§ Given exercise: Retype all the records with nothing changed.

= = = = =

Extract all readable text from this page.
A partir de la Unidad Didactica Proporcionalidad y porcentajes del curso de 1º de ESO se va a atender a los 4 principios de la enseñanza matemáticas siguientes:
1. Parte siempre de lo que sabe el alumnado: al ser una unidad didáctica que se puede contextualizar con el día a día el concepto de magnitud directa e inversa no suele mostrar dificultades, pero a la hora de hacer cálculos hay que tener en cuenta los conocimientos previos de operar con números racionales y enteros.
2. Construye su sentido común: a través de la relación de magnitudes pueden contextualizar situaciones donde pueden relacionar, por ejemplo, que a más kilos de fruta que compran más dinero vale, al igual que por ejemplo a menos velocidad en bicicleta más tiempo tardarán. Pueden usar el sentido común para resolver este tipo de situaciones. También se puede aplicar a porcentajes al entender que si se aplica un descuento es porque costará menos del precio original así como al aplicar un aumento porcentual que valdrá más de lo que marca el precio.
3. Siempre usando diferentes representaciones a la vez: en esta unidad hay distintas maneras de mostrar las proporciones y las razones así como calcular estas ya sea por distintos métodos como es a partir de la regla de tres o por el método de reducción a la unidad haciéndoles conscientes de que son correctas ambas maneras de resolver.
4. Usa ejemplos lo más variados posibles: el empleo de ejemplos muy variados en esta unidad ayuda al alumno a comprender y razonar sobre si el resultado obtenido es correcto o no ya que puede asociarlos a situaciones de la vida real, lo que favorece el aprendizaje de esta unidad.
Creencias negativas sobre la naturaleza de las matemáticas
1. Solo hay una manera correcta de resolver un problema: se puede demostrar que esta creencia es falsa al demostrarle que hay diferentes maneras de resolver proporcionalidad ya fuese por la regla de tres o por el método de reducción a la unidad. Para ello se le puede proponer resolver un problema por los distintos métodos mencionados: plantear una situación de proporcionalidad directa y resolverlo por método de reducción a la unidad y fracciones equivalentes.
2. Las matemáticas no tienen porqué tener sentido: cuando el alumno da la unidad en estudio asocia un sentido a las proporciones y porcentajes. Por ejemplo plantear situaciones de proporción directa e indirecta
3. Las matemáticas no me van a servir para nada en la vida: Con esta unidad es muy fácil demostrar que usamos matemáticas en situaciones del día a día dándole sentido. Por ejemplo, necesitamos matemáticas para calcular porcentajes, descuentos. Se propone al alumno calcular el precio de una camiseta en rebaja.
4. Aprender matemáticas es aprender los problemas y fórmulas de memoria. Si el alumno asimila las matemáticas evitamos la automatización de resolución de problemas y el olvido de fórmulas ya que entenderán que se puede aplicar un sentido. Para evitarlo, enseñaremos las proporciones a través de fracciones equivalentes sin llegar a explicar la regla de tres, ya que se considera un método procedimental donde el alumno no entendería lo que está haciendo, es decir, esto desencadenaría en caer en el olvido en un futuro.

= = = = =

§ Solution to the exercise:
Extract all readable text from this page.
A partir de la Unidad Didactica Proporcionalidad y porcentajes del curso de 1º de ESO se va a atender a los 4 principios de la enseñanza matemáticas siguientes:
1. Parte siempre de lo que sabe el alumnado: al ser una unidad didáctica que se puede contextualizar con el día a día el concepto de magnitud directa e inversa no suele mostrar dificultades, pero a la hora de hacer cálculos hay que tener en cuenta los conocimientos previos de operar con números racionales y enteros.
2. Construye su sentido común: a través de la relación de magnitudes pueden contextualizar situaciones donde pueden relacionar, por ejemplo, que a más kilos de fruta que compran más dinero vale, al igual que por ejemplo a menos velocidad en bicicleta más tiempo tardarán. Pueden usar el sentido común para resolver este tipo de situaciones. También se puede aplicar a porcentajes al entender que si se aplica un descuento es porque costará menos del precio original así como al aplicar un aumento porcentual que valdrá más de lo que marca el precio.
3. Siempre usando diferentes representaciones a la vez: en esta unidad hay distintas maneras de mostrar las proporciones y las razones así como calcular estas ya sea por distintos métodos como es a partir de la regla de tres o por el método de reducción a la unidad haciéndoles conscientes de que son correctas ambas maneras de resolver.
4. Usa ejemplos lo más variados posibles: el empleo de ejemplos muy variados en esta unidad ayuda al alumno a comprender y razonar sobre si el resultado obtenido es correcto o no ya que puede asociarlos a situaciones de la vida real, lo que favorece el aprendizaje de esta unidad.
Creencias negativas sobre la naturaleza de las matemáticas
1. Solo hay una manera correcta de resolver un problema: se puede demostrar que esta creencia es falsa al demostrarle que hay diferentes maneras de resolver proporcionalidad ya fuese por la regla de tres o por el método de reducción a la unidad. Para ello se le puede proponer resolver un problema por los distintos métodos mencionados: plantear una situación de proporcionalidad directa y resolverlo por método de reducción a la unidad y fracciones equivalentes.
2. Las matemáticas no tienen porqué tener sentido: cuando el alumno da la unidad en estudio asocia un sentido a las proporciones y porcentajes. Por ejemplo plantear situaciones de proporción directa e indirecta
3. Las matemáticas no me van a servir para nada en la vida: Con esta unidad es muy fácil demostrar que usamos matemáticas en situaciones del día a día dándole sentido. Por ejemplo, necesitamos matemáticas para calcular porcentajes, descuentos. Se propone al alumno calcular el precio de una camiseta en rebaja.
4. Aprender matemáticas es aprender los problemas y fórmulas de memoria. Si el alumno asimila las matemáticas evitamos la automatización de resolución de problemas y el olvido de fórmulas ya que entenderán que se puede aplicar un sentido. Para evitarlo, enseñaremos las proporciones a través de fracciones equivalentes sin llegar a explicar la regla de tres, ya que se considera un método procedimental donde el alumno no entendería lo que está haciendo, es decir, esto desencadenaría en caer en el olvido en un futuro.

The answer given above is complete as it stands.